(Stored entries)
━━━

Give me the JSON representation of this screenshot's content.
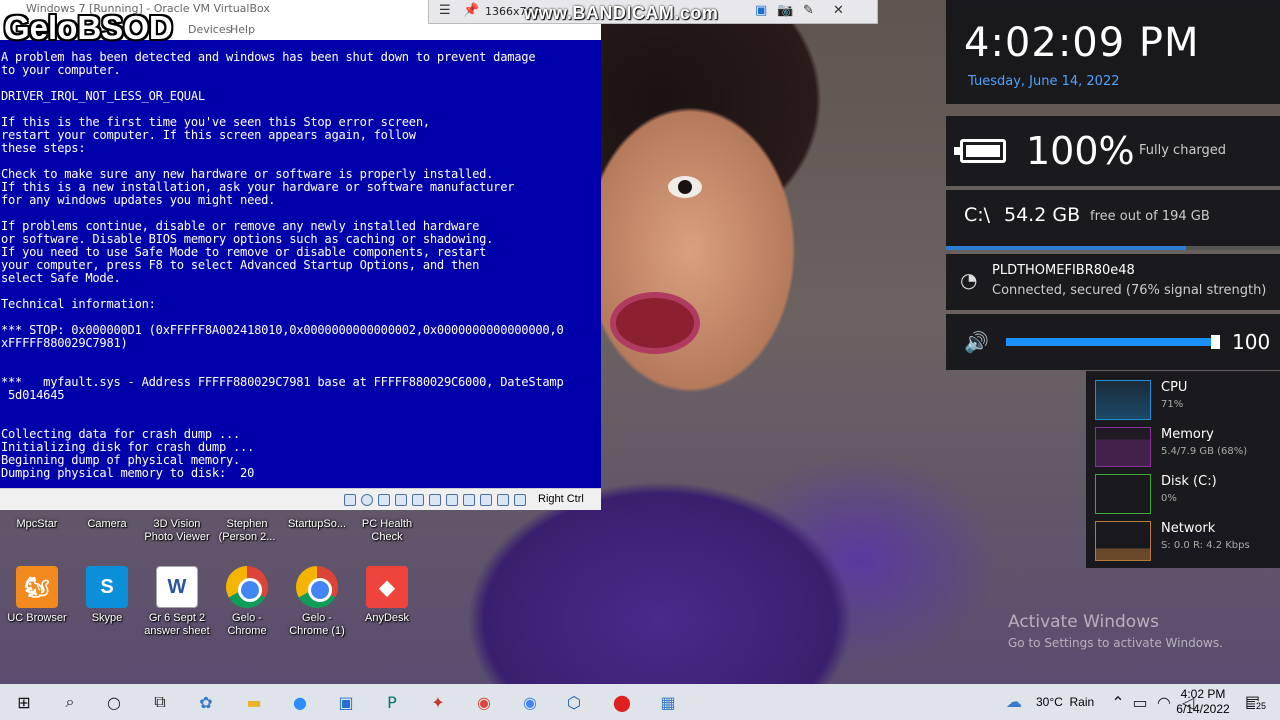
{
  "vbox": {
    "title": "Windows 7 [Running] - Oracle VM VirtualBox",
    "menu": [
      "Devices",
      "Help"
    ],
    "status_right": "Right Ctrl",
    "bsod_text": "A problem has been detected and windows has been shut down to prevent damage\nto your computer.\n\nDRIVER_IRQL_NOT_LESS_OR_EQUAL\n\nIf this is the first time you've seen this Stop error screen,\nrestart your computer. If this screen appears again, follow\nthese steps:\n\nCheck to make sure any new hardware or software is properly installed.\nIf this is a new installation, ask your hardware or software manufacturer\nfor any windows updates you might need.\n\nIf problems continue, disable or remove any newly installed hardware\nor software. Disable BIOS memory options such as caching or shadowing.\nIf you need to use Safe Mode to remove or disable components, restart\nyour computer, press F8 to select Advanced Startup Options, and then\nselect Safe Mode.\n\nTechnical information:\n\n*** STOP: 0x000000D1 (0xFFFFF8A002418010,0x0000000000000002,0x0000000000000000,0\nxFFFFF880029C7981)\n\n\n***   myfault.sys - Address FFFFF880029C7981 base at FFFFF880029C6000, DateStamp\n 5d014645\n\n\nCollecting data for crash dump ...\nInitializing disk for crash dump ...\nBeginning dump of physical memory.\nDumping physical memory to disk:  20"
  },
  "watermark": "GeloBSOD",
  "vm_toolbar": {
    "resolution": "1366x768"
  },
  "bandicam": "www.BANDICAM.com",
  "clock": {
    "time": "4:02:09 PM",
    "date": "Tuesday, June 14, 2022"
  },
  "battery": {
    "percent": "100%",
    "status": "Fully charged"
  },
  "disk": {
    "label": "C:\\",
    "free": "54.2 GB",
    "total": "free out of 194 GB",
    "used_fraction": 0.72
  },
  "wifi": {
    "ssid": "PLDTHOMEFIBR80e48",
    "status": "Connected, secured (76% signal strength)"
  },
  "volume": {
    "value": "100",
    "level": 1.0
  },
  "task_manager": [
    {
      "name": "CPU",
      "value": "71%",
      "color": "#1e90d6"
    },
    {
      "name": "Memory",
      "value": "5.4/7.9 GB (68%)",
      "color": "#8b2f9c"
    },
    {
      "name": "Disk (C:)",
      "value": "0%",
      "color": "#3cab3c"
    },
    {
      "name": "Network",
      "value": "S: 0.0 R: 4.2 Kbps",
      "color": "#b8793a"
    }
  ],
  "activate": {
    "line1": "Activate Windows",
    "line2": "Go to Settings to activate Windows."
  },
  "desktop_icons": [
    {
      "label": "MpcStar"
    },
    {
      "label": "Camera"
    },
    {
      "label": "3D Vision Photo Viewer"
    },
    {
      "label": "Stephen (Person 2..."
    },
    {
      "label": "StartupSo..."
    },
    {
      "label": "PC Health Check"
    },
    {
      "label": "UC Browser"
    },
    {
      "label": "Skype"
    },
    {
      "label": "Gr 6 Sept 2 answer sheet"
    },
    {
      "label": "Gelo - Chrome"
    },
    {
      "label": "Gelo - Chrome (1)"
    },
    {
      "label": "AnyDesk"
    }
  ],
  "taskbar": {
    "weather": "30°C  Rain",
    "time": "4:02 PM",
    "date": "6/14/2022",
    "notifications": "25"
  }
}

━━━

• Task statement: Without the pictures, write out every entry precisely as it appears.

• The solution:
Give me the JSON representation of this screenshot's content.
{
  "vbox": {
    "title": "Windows 7 [Running] - Oracle VM VirtualBox",
    "menu": [
      "Devices",
      "Help"
    ],
    "status_right": "Right Ctrl",
    "bsod_text": "A problem has been detected and windows has been shut down to prevent damage\nto your computer.\n\nDRIVER_IRQL_NOT_LESS_OR_EQUAL\n\nIf this is the first time you've seen this Stop error screen,\nrestart your computer. If this screen appears again, follow\nthese steps:\n\nCheck to make sure any new hardware or software is properly installed.\nIf this is a new installation, ask your hardware or software manufacturer\nfor any windows updates you might need.\n\nIf problems continue, disable or remove any newly installed hardware\nor software. Disable BIOS memory options such as caching or shadowing.\nIf you need to use Safe Mode to remove or disable components, restart\nyour computer, press F8 to select Advanced Startup Options, and then\nselect Safe Mode.\n\nTechnical information:\n\n*** STOP: 0x000000D1 (0xFFFFF8A002418010,0x0000000000000002,0x0000000000000000,0\nxFFFFF880029C7981)\n\n\n***   myfault.sys - Address FFFFF880029C7981 base at FFFFF880029C6000, DateStamp\n 5d014645\n\n\nCollecting data for crash dump ...\nInitializing disk for crash dump ...\nBeginning dump of physical memory.\nDumping physical memory to disk:  20"
  },
  "watermark": "GeloBSOD",
  "vm_toolbar": {
    "resolution": "1366x768"
  },
  "bandicam": "www.BANDICAM.com",
  "clock": {
    "time": "4:02:09 PM",
    "date": "Tuesday, June 14, 2022"
  },
  "battery": {
    "percent": "100%",
    "status": "Fully charged"
  },
  "disk": {
    "label": "C:\\",
    "free": "54.2 GB",
    "total": "free out of 194 GB",
    "used_fraction": 0.72
  },
  "wifi": {
    "ssid": "PLDTHOMEFIBR80e48",
    "status": "Connected, secured (76% signal strength)"
  },
  "volume": {
    "value": "100",
    "level": 1.0
  },
  "task_manager": [
    {
      "name": "CPU",
      "value": "71%",
      "color": "#1e90d6"
    },
    {
      "name": "Memory",
      "value": "5.4/7.9 GB (68%)",
      "color": "#8b2f9c"
    },
    {
      "name": "Disk (C:)",
      "value": "0%",
      "color": "#3cab3c"
    },
    {
      "name": "Network",
      "value": "S: 0.0 R: 4.2 Kbps",
      "color": "#b8793a"
    }
  ],
  "activate": {
    "line1": "Activate Windows",
    "line2": "Go to Settings to activate Windows."
  },
  "desktop_icons": [
    {
      "label": "MpcStar"
    },
    {
      "label": "Camera"
    },
    {
      "label": "3D Vision Photo Viewer"
    },
    {
      "label": "Stephen (Person 2..."
    },
    {
      "label": "StartupSo..."
    },
    {
      "label": "PC Health Check"
    },
    {
      "label": "UC Browser"
    },
    {
      "label": "Skype"
    },
    {
      "label": "Gr 6 Sept 2 answer sheet"
    },
    {
      "label": "Gelo - Chrome"
    },
    {
      "label": "Gelo - Chrome (1)"
    },
    {
      "label": "AnyDesk"
    }
  ],
  "taskbar": {
    "weather": "30°C  Rain",
    "time": "4:02 PM",
    "date": "6/14/2022",
    "notifications": "25"
  }
}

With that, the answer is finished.